** EXERCISE INSTRUCTIONS **
Type out the material below exactly.

** DATA SUPPLIED **
>>>

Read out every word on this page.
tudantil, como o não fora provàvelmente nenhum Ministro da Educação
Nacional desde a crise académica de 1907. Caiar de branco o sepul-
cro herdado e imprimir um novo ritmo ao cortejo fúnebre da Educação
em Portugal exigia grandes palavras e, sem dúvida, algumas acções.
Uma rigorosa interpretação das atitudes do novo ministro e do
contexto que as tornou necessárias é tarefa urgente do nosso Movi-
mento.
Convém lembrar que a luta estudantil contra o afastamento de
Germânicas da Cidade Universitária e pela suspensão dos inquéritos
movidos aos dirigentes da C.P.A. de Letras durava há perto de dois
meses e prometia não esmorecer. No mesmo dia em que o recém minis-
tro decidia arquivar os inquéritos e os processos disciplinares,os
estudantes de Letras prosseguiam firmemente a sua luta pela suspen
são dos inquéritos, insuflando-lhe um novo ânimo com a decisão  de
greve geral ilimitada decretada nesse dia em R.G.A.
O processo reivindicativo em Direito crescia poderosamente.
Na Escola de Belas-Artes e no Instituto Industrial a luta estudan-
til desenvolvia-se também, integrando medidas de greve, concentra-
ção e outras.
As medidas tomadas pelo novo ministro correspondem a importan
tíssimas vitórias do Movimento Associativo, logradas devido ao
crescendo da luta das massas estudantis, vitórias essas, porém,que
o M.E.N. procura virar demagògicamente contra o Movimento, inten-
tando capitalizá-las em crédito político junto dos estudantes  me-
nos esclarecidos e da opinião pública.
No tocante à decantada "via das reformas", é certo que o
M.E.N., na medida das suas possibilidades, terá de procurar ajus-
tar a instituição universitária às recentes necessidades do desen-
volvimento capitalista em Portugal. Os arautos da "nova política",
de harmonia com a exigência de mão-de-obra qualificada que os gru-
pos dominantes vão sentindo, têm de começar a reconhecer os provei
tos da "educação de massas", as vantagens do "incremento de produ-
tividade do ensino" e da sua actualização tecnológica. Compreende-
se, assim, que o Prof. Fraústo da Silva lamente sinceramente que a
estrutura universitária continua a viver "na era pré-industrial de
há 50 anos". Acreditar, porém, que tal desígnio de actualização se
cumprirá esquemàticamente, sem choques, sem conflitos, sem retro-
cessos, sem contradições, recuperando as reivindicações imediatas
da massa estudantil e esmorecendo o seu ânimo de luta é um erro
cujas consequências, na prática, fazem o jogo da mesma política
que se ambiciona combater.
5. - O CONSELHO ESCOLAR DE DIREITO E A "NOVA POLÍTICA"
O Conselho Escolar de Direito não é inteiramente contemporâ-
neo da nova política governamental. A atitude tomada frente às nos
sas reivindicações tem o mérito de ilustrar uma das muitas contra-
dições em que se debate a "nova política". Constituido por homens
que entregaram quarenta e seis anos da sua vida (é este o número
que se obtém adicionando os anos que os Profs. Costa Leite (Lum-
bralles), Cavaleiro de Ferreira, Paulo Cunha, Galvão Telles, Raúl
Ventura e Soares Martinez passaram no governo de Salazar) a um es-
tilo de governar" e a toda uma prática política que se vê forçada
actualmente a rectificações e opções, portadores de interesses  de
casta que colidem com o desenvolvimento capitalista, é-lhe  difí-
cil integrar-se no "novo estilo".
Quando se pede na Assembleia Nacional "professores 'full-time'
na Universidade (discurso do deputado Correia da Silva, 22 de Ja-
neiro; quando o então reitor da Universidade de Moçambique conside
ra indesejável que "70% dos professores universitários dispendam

<<<

** COMPLETE RESPONSE **
Read out every word on this page.
tudantil, como o não fora provàvelmente nenhum Ministro da Educação
Nacional desde a crise académica de 1907. Caiar de branco o sepul-
cro herdado e imprimir um novo ritmo ao cortejo fúnebre da Educação
em Portugal exigia grandes palavras e, sem dúvida, algumas acções.
Uma rigorosa interpretação das atitudes do novo ministro e do
contexto que as tornou necessárias é tarefa urgente do nosso Movi-
mento.
Convém lembrar que a luta estudantil contra o afastamento de
Germânicas da Cidade Universitária e pela suspensão dos inquéritos
movidos aos dirigentes da C.P.A. de Letras durava há perto de dois
meses e prometia não esmorecer. No mesmo dia em que o recém minis-
tro decidia arquivar os inquéritos e os processos disciplinares,os
estudantes de Letras prosseguiam firmemente a sua luta pela suspen
são dos inquéritos, insuflando-lhe um novo ânimo com a decisão  de
greve geral ilimitada decretada nesse dia em R.G.A.
O processo reivindicativo em Direito crescia poderosamente.
Na Escola de Belas-Artes e no Instituto Industrial a luta estudan-
til desenvolvia-se também, integrando medidas de greve, concentra-
ção e outras.
As medidas tomadas pelo novo ministro correspondem a importan
tíssimas vitórias do Movimento Associativo, logradas devido ao
crescendo da luta das massas estudantis, vitórias essas, porém,que
o M.E.N. procura virar demagògicamente contra o Movimento, inten-
tando capitalizá-las em crédito político junto dos estudantes  me-
nos esclarecidos e da opinião pública.
No tocante à decantada "via das reformas", é certo que o
M.E.N., na medida das suas possibilidades, terá de procurar ajus-
tar a instituição universitária às recentes necessidades do desen-
volvimento capitalista em Portugal. Os arautos da "nova política",
de harmonia com a exigência de mão-de-obra qualificada que os gru-
pos dominantes vão sentindo, têm de começar a reconhecer os provei
tos da "educação de massas", as vantagens do "incremento de produ-
tividade do ensino" e da sua actualização tecnológica. Compreende-
se, assim, que o Prof. Fraústo da Silva lamente sinceramente que a
estrutura universitária continua a viver "na era pré-industrial de
há 50 anos". Acreditar, porém, que tal desígnio de actualização se
cumprirá esquemàticamente, sem choques, sem conflitos, sem retro-
cessos, sem contradições, recuperando as reivindicações imediatas
da massa estudantil e esmorecendo o seu ânimo de luta é um erro
cujas consequências, na prática, fazem o jogo da mesma política
que se ambiciona combater.
5. - O CONSELHO ESCOLAR DE DIREITO E A "NOVA POLÍTICA"
O Conselho Escolar de Direito não é inteiramente contemporâ-
neo da nova política governamental. A atitude tomada frente às nos
sas reivindicações tem o mérito de ilustrar uma das muitas contra-
dições em que se debate a "nova política". Constituido por homens
que entregaram quarenta e seis anos da sua vida (é este o número
que se obtém adicionando os anos que os Profs. Costa Leite (Lum-
bralles), Cavaleiro de Ferreira, Paulo Cunha, Galvão Telles, Raúl
Ventura e Soares Martinez passaram no governo de Salazar) a um es-
tilo de governar" e a toda uma prática política que se vê forçada
actualmente a rectificações e opções, portadores de interesses  de
casta que colidem com o desenvolvimento capitalista, é-lhe  difí-
cil integrar-se no "novo estilo".
Quando se pede na Assembleia Nacional "professores 'full-time'
na Universidade (discurso do deputado Correia da Silva, 22 de Ja-
neiro; quando o então reitor da Universidade de Moçambique conside
ra indesejável que "70% dos professores universitários dispendam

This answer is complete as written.